**SHORT PROBLEM:**
Render every entry exactly as it appears.

Stored items
——
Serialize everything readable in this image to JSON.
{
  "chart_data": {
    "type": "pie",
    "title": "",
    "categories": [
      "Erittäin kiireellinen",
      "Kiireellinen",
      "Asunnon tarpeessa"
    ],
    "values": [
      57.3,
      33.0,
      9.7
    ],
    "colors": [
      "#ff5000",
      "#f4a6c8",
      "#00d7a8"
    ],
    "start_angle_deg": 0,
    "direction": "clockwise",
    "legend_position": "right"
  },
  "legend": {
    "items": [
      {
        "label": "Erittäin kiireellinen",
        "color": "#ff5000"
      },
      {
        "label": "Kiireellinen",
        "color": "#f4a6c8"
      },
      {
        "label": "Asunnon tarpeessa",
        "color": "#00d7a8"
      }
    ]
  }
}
——
**RESPONSE TO THE EXERCISE:**
Serialize everything readable in this image to JSON.
{
  "chart_data": {
    "type": "pie",
    "title": "",
    "categories": [
      "Erittäin kiireellinen",
      "Kiireellinen",
      "Asunnon tarpeessa"
    ],
    "values": [
      57.3,
      33.0,
      9.7
    ],
    "colors": [
      "#ff5000",
      "#f4a6c8",
      "#00d7a8"
    ],
    "start_angle_deg": 0,
    "direction": "clockwise",
    "legend_position": "right"
  },
  "legend": {
    "items": [
      {
        "label": "Erittäin kiireellinen",
        "color": "#ff5000"
      },
      {
        "label": "Kiireellinen",
        "color": "#f4a6c8"
      },
      {
        "label": "Asunnon tarpeessa",
        "color": "#00d7a8"
      }
    ]
  }
}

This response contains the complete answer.